====== THE RECORDS ======

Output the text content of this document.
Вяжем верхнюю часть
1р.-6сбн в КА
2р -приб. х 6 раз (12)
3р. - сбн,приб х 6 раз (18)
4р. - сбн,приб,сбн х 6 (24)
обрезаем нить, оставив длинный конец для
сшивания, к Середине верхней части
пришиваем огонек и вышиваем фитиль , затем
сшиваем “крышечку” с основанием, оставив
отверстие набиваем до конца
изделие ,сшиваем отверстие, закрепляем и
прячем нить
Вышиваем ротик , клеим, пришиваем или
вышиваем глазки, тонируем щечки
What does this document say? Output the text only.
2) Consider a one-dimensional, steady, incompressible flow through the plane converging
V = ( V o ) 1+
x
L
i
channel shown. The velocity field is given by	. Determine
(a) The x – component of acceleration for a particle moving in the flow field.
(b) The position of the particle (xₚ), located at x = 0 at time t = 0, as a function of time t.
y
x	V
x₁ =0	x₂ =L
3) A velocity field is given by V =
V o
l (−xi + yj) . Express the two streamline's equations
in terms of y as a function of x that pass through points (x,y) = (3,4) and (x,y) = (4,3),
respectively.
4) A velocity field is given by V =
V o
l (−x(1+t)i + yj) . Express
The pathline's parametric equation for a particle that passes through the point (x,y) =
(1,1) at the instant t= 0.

======

■ WHAT IS BEING ASKED:
Reproduce the full listing above, character for character.

■ EXERCISE OUTPUT:
Output the text content of this document.
Вяжем верхнюю часть
1р.-6сбн в КА
2р -приб. х 6 раз (12)
3р. - сбн,приб х 6 раз (18)
4р. - сбн,приб,сбн х 6 (24)
обрезаем нить, оставив длинный конец для
сшивания, к Середине верхней части
пришиваем огонек и вышиваем фитиль , затем
сшиваем “крышечку” с основанием, оставив
отверстие набиваем до конца
изделие ,сшиваем отверстие, закрепляем и
прячем нить
Вышиваем ротик , клеим, пришиваем или
вышиваем глазки, тонируем щечки
What does this document say? Output the text only.
2) Consider a one-dimensional, steady, incompressible flow through the plane converging
V = ( V o ) 1+
x
L
i
channel shown. The velocity field is given by	. Determine
(a) The x – component of acceleration for a particle moving in the flow field.
(b) The position of the particle (xₚ), located at x = 0 at time t = 0, as a function of time t.
y
x	V
x₁ =0	x₂ =L
3) A velocity field is given by V =
V o
l (−xi + yj) . Express the two streamline's equations
in terms of y as a function of x that pass through points (x,y) = (3,4) and (x,y) = (4,3),
respectively.
4) A velocity field is given by V =
V o
l (−x(1+t)i + yj) . Express
The pathline's parametric equation for a particle that passes through the point (x,y) =
(1,1) at the instant t= 0.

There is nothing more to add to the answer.